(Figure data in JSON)

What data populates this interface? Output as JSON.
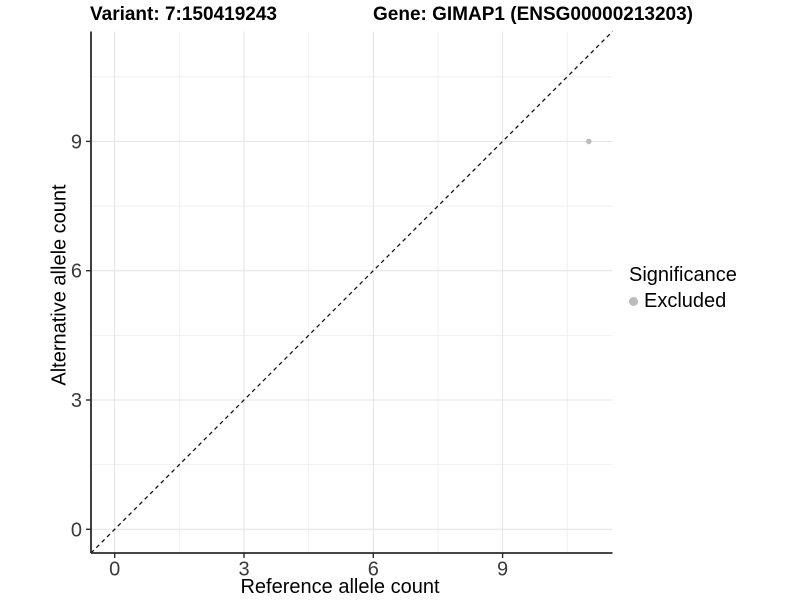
{
  "title": {
    "variant": "Variant: 7:150419243",
    "gene": "Gene: GIMAP1 (ENSG00000213203)"
  },
  "legend": {
    "title": "Significance",
    "items": [
      {
        "label": "Excluded",
        "color": "#bcbcbc"
      }
    ]
  },
  "chart_data": {
    "type": "scatter",
    "title": "Variant: 7:150419243   Gene: GIMAP1 (ENSG00000213203)",
    "xlabel": "Reference allele count",
    "ylabel": "Alternative allele count",
    "xlim": [
      -0.55,
      11.55
    ],
    "ylim": [
      -0.55,
      11.55
    ],
    "x_breaks": [
      0,
      3,
      6,
      9
    ],
    "y_breaks": [
      0,
      3,
      6,
      9
    ],
    "x_minor_breaks": [
      1.5,
      4.5,
      7.5,
      10.5
    ],
    "y_minor_breaks": [
      1.5,
      4.5,
      7.5,
      10.5
    ],
    "x_tick_labels": [
      "0",
      "3",
      "6",
      "9"
    ],
    "y_tick_labels": [
      "0",
      "3",
      "6",
      "9"
    ],
    "grid": true,
    "legend_position": "right",
    "reference_line": {
      "kind": "identity",
      "style": "dashed",
      "color": "#111111"
    },
    "series": [
      {
        "name": "Excluded",
        "color": "#bcbcbc",
        "points": [
          {
            "x": 11,
            "y": 9
          }
        ]
      }
    ]
  },
  "style_colors": {
    "grid_major": "#e3e3e3",
    "grid_minor": "#efefef",
    "axis_line": "#2b2b2b",
    "tick_mark": "#2b2b2b",
    "tick_label": "#3a3a3a"
  }
}
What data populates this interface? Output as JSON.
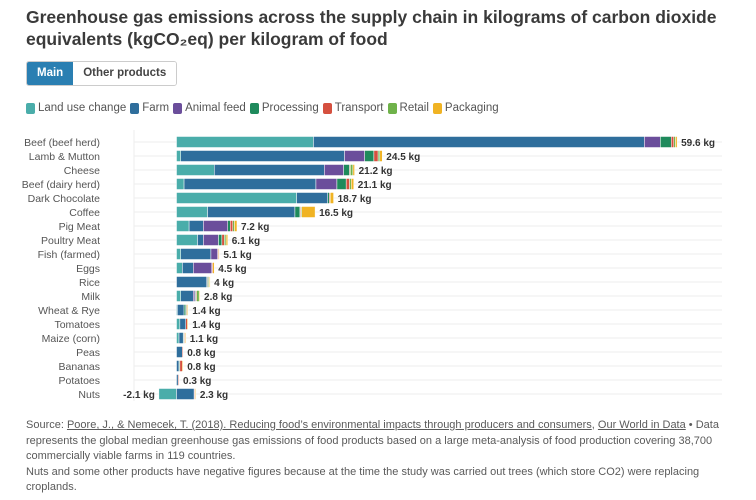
{
  "header": {
    "title": "Greenhouse gas emissions across the supply chain in kilograms of carbon dioxide equivalents (kgCO₂eq) per kilogram of food"
  },
  "tabs": [
    {
      "label": "Main",
      "active": true
    },
    {
      "label": "Other products",
      "active": false
    }
  ],
  "footer": {
    "source_prefix": "Source: ",
    "source_link": "Poore, J., & Nemecek, T. (2018). Reducing food’s environmental impacts through producers and consumers",
    "sep": ", ",
    "owid_link": "Our World in Data",
    "note1": " • Data represents the global median greenhouse gas emissions of food products based on a large meta-analysis of food production covering 38,700 commercially viable farms in 119 countries.",
    "note2": "Nuts and some other products have negative figures because at the time the study was carried out trees (which store CO2) were replacing croplands."
  },
  "chart_data": {
    "type": "bar",
    "orientation": "horizontal",
    "stacked": true,
    "title": "Greenhouse gas emissions across the supply chain in kilograms of carbon dioxide equivalents (kgCO₂eq) per kilogram of food",
    "unit": "kg",
    "legend_placement": "top-left",
    "categories": [
      "Beef (beef herd)",
      "Lamb & Mutton",
      "Cheese",
      "Beef (dairy herd)",
      "Dark Chocolate",
      "Coffee",
      "Pig Meat",
      "Poultry Meat",
      "Fish (farmed)",
      "Eggs",
      "Rice",
      "Milk",
      "Wheat & Rye",
      "Tomatoes",
      "Maize (corn)",
      "Peas",
      "Bananas",
      "Potatoes",
      "Nuts"
    ],
    "series": [
      {
        "name": "Land use change",
        "color": "#4aadaa",
        "values": [
          16.3,
          0.5,
          4.5,
          0.9,
          14.3,
          3.7,
          1.5,
          2.5,
          0.5,
          0.7,
          0,
          0.5,
          0.1,
          0.4,
          0.3,
          0,
          0,
          0,
          -2.1
        ]
      },
      {
        "name": "Farm",
        "color": "#2f6e9c",
        "values": [
          39.4,
          19.5,
          13.1,
          15.7,
          3.7,
          10.4,
          1.7,
          0.7,
          3.6,
          1.3,
          3.6,
          1.5,
          0.8,
          0.7,
          0.5,
          0.7,
          0.3,
          0.2,
          2.1
        ]
      },
      {
        "name": "Animal feed",
        "color": "#6b4e9b",
        "values": [
          1.9,
          2.4,
          2.3,
          2.5,
          0,
          0,
          2.9,
          1.8,
          0.8,
          2.2,
          0,
          0.2,
          0,
          0,
          0,
          0,
          0,
          0,
          0
        ]
      },
      {
        "name": "Processing",
        "color": "#1f8a5c",
        "values": [
          1.3,
          1.1,
          0.7,
          1.1,
          0.2,
          0.6,
          0.3,
          0.4,
          0,
          0,
          0.1,
          0.1,
          0.2,
          0,
          0.1,
          0,
          0.1,
          0,
          0
        ]
      },
      {
        "name": "Transport",
        "color": "#d5503f",
        "values": [
          0.3,
          0.5,
          0.1,
          0.4,
          0.1,
          0.1,
          0.3,
          0.3,
          0.1,
          0.1,
          0.1,
          0.1,
          0.1,
          0.2,
          0.1,
          0.1,
          0.3,
          0.1,
          0.1
        ]
      },
      {
        "name": "Retail",
        "color": "#6fb24a",
        "values": [
          0.2,
          0.2,
          0.3,
          0.2,
          0,
          0.1,
          0.2,
          0.2,
          0,
          0,
          0.1,
          0.3,
          0.1,
          0,
          0,
          0,
          0,
          0,
          0
        ]
      },
      {
        "name": "Packaging",
        "color": "#f0b323",
        "values": [
          0.2,
          0.3,
          0.2,
          0.3,
          0.4,
          1.6,
          0.3,
          0.2,
          0.1,
          0.2,
          0.1,
          0.1,
          0.1,
          0.1,
          0.1,
          0,
          0.1,
          0,
          0.1
        ]
      }
    ],
    "total_labels": [
      "59.6 kg",
      "24.5 kg",
      "21.2 kg",
      "21.1 kg",
      "18.7 kg",
      "16.5 kg",
      "7.2 kg",
      "6.1 kg",
      "5.1 kg",
      "4.5 kg",
      "4 kg",
      "2.8 kg",
      "1.4 kg",
      "1.4 kg",
      "1.1 kg",
      "0.8 kg",
      "0.8 kg",
      "0.3 kg",
      "2.3 kg"
    ],
    "negative_labels": {
      "Nuts": "-2.1 kg"
    }
  }
}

◆ Task
Copy the records exactly. Skip the pictures.

◆ Task response
What data populates this interface? Output as JSON.
{
  "title": {
    "variant": "Variant: 7:150419243",
    "gene": "Gene: GIMAP1 (ENSG00000213203)"
  },
  "legend": {
    "title": "Significance",
    "items": [
      {
        "label": "Excluded",
        "color": "#bcbcbc"
      }
    ]
  },
  "chart_data": {
    "type": "scatter",
    "title": "Variant: 7:150419243   Gene: GIMAP1 (ENSG00000213203)",
    "xlabel": "Reference allele count",
    "ylabel": "Alternative allele count",
    "xlim": [
      -0.55,
      11.55
    ],
    "ylim": [
      -0.55,
      11.55
    ],
    "x_breaks": [
      0,
      3,
      6,
      9
    ],
    "y_breaks": [
      0,
      3,
      6,
      9
    ],
    "x_minor_breaks": [
      1.5,
      4.5,
      7.5,
      10.5
    ],
    "y_minor_breaks": [
      1.5,
      4.5,
      7.5,
      10.5
    ],
    "x_tick_labels": [
      "0",
      "3",
      "6",
      "9"
    ],
    "y_tick_labels": [
      "0",
      "3",
      "6",
      "9"
    ],
    "grid": true,
    "legend_position": "right",
    "reference_line": {
      "kind": "identity",
      "style": "dashed",
      "color": "#111111"
    },
    "series": [
      {
        "name": "Excluded",
        "color": "#bcbcbc",
        "points": [
          {
            "x": 11,
            "y": 9
          }
        ]
      }
    ]
  },
  "style_colors": {
    "grid_major": "#e3e3e3",
    "grid_minor": "#efefef",
    "axis_line": "#2b2b2b",
    "tick_mark": "#2b2b2b",
    "tick_label": "#3a3a3a"
  }
}
What data populates this interface? Output as JSON.
{
  "header": {
    "title": "Greenhouse gas emissions across the supply chain in kilograms of carbon dioxide equivalents (kgCO₂eq) per kilogram of food"
  },
  "tabs": [
    {
      "label": "Main",
      "active": true
    },
    {
      "label": "Other products",
      "active": false
    }
  ],
  "footer": {
    "source_prefix": "Source: ",
    "source_link": "Poore, J., & Nemecek, T. (2018). Reducing food’s environmental impacts through producers and consumers",
    "sep": ", ",
    "owid_link": "Our World in Data",
    "note1": " • Data represents the global median greenhouse gas emissions of food products based on a large meta-analysis of food production covering 38,700 commercially viable farms in 119 countries.",
    "note2": "Nuts and some other products have negative figures because at the time the study was carried out trees (which store CO2) were replacing croplands."
  },
  "chart_data": {
    "type": "bar",
    "orientation": "horizontal",
    "stacked": true,
    "title": "Greenhouse gas emissions across the supply chain in kilograms of carbon dioxide equivalents (kgCO₂eq) per kilogram of food",
    "unit": "kg",
    "legend_placement": "top-left",
    "categories": [
      "Beef (beef herd)",
      "Lamb & Mutton",
      "Cheese",
      "Beef (dairy herd)",
      "Dark Chocolate",
      "Coffee",
      "Pig Meat",
      "Poultry Meat",
      "Fish (farmed)",
      "Eggs",
      "Rice",
      "Milk",
      "Wheat & Rye",
      "Tomatoes",
      "Maize (corn)",
      "Peas",
      "Bananas",
      "Potatoes",
      "Nuts"
    ],
    "series": [
      {
        "name": "Land use change",
        "color": "#4aadaa",
        "values": [
          16.3,
          0.5,
          4.5,
          0.9,
          14.3,
          3.7,
          1.5,
          2.5,
          0.5,
          0.7,
          0,
          0.5,
          0.1,
          0.4,
          0.3,
          0,
          0,
          0,
          -2.1
        ]
      },
      {
        "name": "Farm",
        "color": "#2f6e9c",
        "values": [
          39.4,
          19.5,
          13.1,
          15.7,
          3.7,
          10.4,
          1.7,
          0.7,
          3.6,
          1.3,
          3.6,
          1.5,
          0.8,
          0.7,
          0.5,
          0.7,
          0.3,
          0.2,
          2.1
        ]
      },
      {
        "name": "Animal feed",
        "color": "#6b4e9b",
        "values": [
          1.9,
          2.4,
          2.3,
          2.5,
          0,
          0,
          2.9,
          1.8,
          0.8,
          2.2,
          0,
          0.2,
          0,
          0,
          0,
          0,
          0,
          0,
          0
        ]
      },
      {
        "name": "Processing",
        "color": "#1f8a5c",
        "values": [
          1.3,
          1.1,
          0.7,
          1.1,
          0.2,
          0.6,
          0.3,
          0.4,
          0,
          0,
          0.1,
          0.1,
          0.2,
          0,
          0.1,
          0,
          0.1,
          0,
          0
        ]
      },
      {
        "name": "Transport",
        "color": "#d5503f",
        "values": [
          0.3,
          0.5,
          0.1,
          0.4,
          0.1,
          0.1,
          0.3,
          0.3,
          0.1,
          0.1,
          0.1,
          0.1,
          0.1,
          0.2,
          0.1,
          0.1,
          0.3,
          0.1,
          0.1
        ]
      },
      {
        "name": "Retail",
        "color": "#6fb24a",
        "values": [
          0.2,
          0.2,
          0.3,
          0.2,
          0,
          0.1,
          0.2,
          0.2,
          0,
          0,
          0.1,
          0.3,
          0.1,
          0,
          0,
          0,
          0,
          0,
          0
        ]
      },
      {
        "name": "Packaging",
        "color": "#f0b323",
        "values": [
          0.2,
          0.3,
          0.2,
          0.3,
          0.4,
          1.6,
          0.3,
          0.2,
          0.1,
          0.2,
          0.1,
          0.1,
          0.1,
          0.1,
          0.1,
          0,
          0.1,
          0,
          0.1
        ]
      }
    ],
    "total_labels": [
      "59.6 kg",
      "24.5 kg",
      "21.2 kg",
      "21.1 kg",
      "18.7 kg",
      "16.5 kg",
      "7.2 kg",
      "6.1 kg",
      "5.1 kg",
      "4.5 kg",
      "4 kg",
      "2.8 kg",
      "1.4 kg",
      "1.4 kg",
      "1.1 kg",
      "0.8 kg",
      "0.8 kg",
      "0.3 kg",
      "2.3 kg"
    ],
    "negative_labels": {
      "Nuts": "-2.1 kg"
    }
  }
}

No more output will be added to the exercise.